▸ Set problem
Repeat every line of the data exactly, but not the pictures.

--- begin Material to process ---

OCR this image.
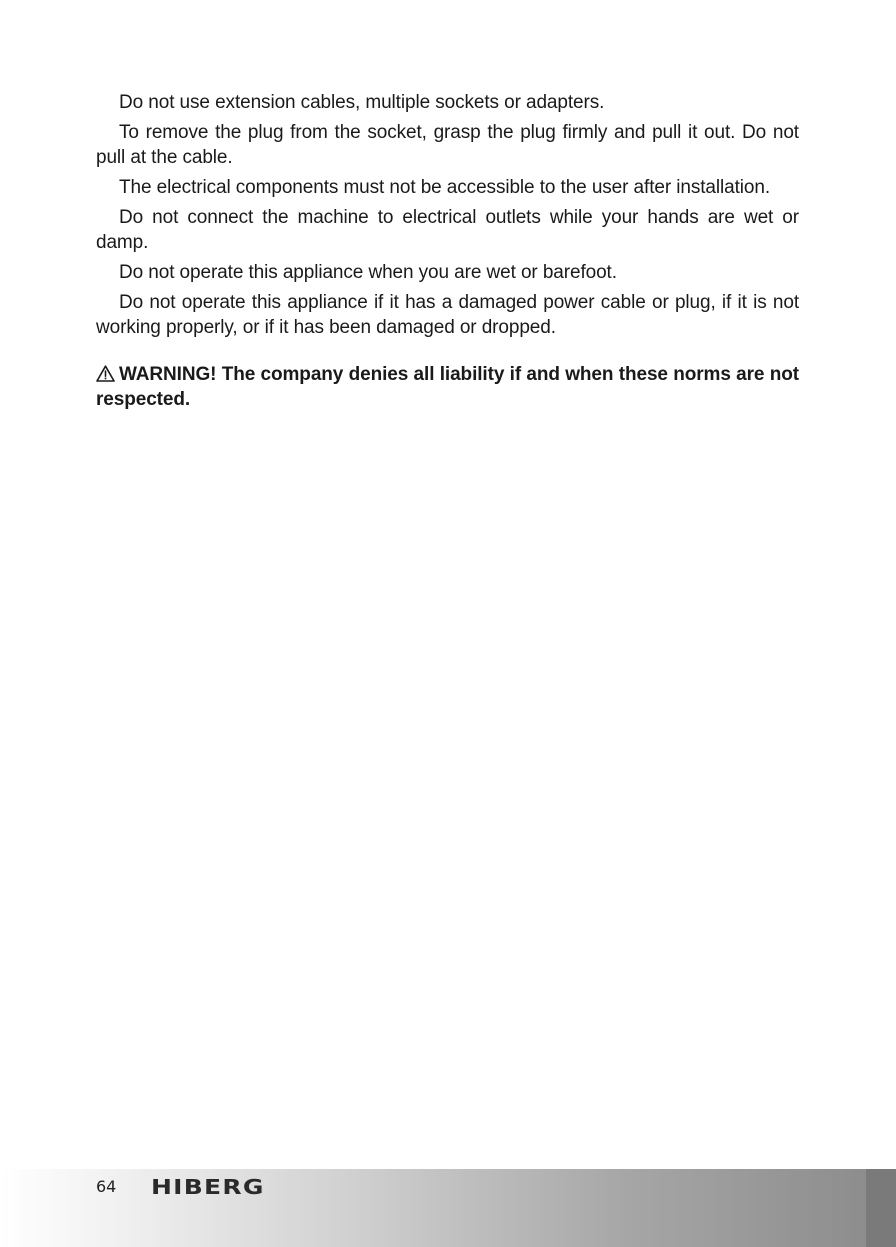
Do not use extension cables, multiple sockets or adapters.

To remove the plug from the socket, grasp the plug firmly and pull it out. Do not pull at the cable.

The electrical components must not be accessible to the user after installation.

Do not connect the machine to electrical outlets while your hands are wet or damp.

Do not operate this appliance when you are wet or barefoot.

Do not operate this appliance if it has a damaged power cable or plug, if it is not working properly, or if it has been damaged or dropped.

WARNING! The company denies all liability if and when these norms are not respected.
64 HIBERG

--- end Material to process ---

▸ Answer to this exercise
OCR this image.
Do not use extension cables, multiple sockets or adapters.

To remove the plug from the socket, grasp the plug firmly and pull it out. Do not pull at the cable.

The electrical components must not be accessible to the user after installation.

Do not connect the machine to electrical outlets while your hands are wet or damp.

Do not operate this appliance when you are wet or barefoot.

Do not operate this appliance if it has a damaged power cable or plug, if it is not working properly, or if it has been damaged or dropped.

WARNING! The company denies all liability if and when these norms are not respected.
64 HIBERG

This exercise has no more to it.